**Material for the task**
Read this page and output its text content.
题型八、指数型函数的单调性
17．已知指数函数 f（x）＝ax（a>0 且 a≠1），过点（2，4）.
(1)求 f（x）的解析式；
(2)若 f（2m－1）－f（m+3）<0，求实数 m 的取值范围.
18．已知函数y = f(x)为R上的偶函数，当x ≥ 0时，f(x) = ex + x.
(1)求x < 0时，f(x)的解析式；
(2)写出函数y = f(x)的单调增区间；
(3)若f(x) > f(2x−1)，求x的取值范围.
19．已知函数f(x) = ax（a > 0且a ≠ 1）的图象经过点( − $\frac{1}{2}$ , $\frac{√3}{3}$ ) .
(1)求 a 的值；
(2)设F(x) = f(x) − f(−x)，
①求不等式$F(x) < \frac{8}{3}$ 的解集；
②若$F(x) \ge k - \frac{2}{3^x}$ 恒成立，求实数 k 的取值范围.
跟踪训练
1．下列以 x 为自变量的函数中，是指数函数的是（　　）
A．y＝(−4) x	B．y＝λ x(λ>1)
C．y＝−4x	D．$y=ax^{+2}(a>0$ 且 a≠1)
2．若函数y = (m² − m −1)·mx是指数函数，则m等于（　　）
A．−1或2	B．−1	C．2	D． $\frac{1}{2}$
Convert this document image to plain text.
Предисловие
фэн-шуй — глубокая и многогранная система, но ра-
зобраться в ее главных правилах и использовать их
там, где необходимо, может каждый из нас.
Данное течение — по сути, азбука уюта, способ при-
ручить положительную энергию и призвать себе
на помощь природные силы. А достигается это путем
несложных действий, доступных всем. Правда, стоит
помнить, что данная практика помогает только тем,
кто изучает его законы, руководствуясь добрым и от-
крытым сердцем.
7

**Problem details**
Take the entries above and transcribe them exactly.

**Problem solution**
Read this page and output its text content.
题型八、指数型函数的单调性
17．已知指数函数 f（x）＝ax（a>0 且 a≠1），过点（2，4）.
(1)求 f（x）的解析式；
(2)若 f（2m－1）－f（m+3）<0，求实数 m 的取值范围.
18．已知函数y = f(x)为R上的偶函数，当x ≥ 0时，f(x) = ex + x.
(1)求x < 0时，f(x)的解析式；
(2)写出函数y = f(x)的单调增区间；
(3)若f(x) > f(2x−1)，求x的取值范围.
19．已知函数f(x) = ax（a > 0且a ≠ 1）的图象经过点( − $\frac{1}{2}$ , $\frac{√3}{3}$ ) .
(1)求 a 的值；
(2)设F(x) = f(x) − f(−x)，
①求不等式$F(x) < \frac{8}{3}$ 的解集；
②若$F(x) \ge k - \frac{2}{3^x}$ 恒成立，求实数 k 的取值范围.
跟踪训练
1．下列以 x 为自变量的函数中，是指数函数的是（　　）
A．y＝(−4) x	B．y＝λ x(λ>1)
C．y＝−4x	D．$y=ax^{+2}(a>0$ 且 a≠1)
2．若函数y = (m² − m −1)·mx是指数函数，则m等于（　　）
A．−1或2	B．−1	C．2	D． $\frac{1}{2}$
Convert this document image to plain text.
Предисловие
фэн-шуй — глубокая и многогранная система, но ра-
зобраться в ее главных правилах и использовать их
там, где необходимо, может каждый из нас.
Данное течение — по сути, азбука уюта, способ при-
ручить положительную энергию и призвать себе
на помощь природные силы. А достигается это путем
несложных действий, доступных всем. Правда, стоит
помнить, что данная практика помогает только тем,
кто изучает его законы, руководствуясь добрым и от-
крытым сердцем.
7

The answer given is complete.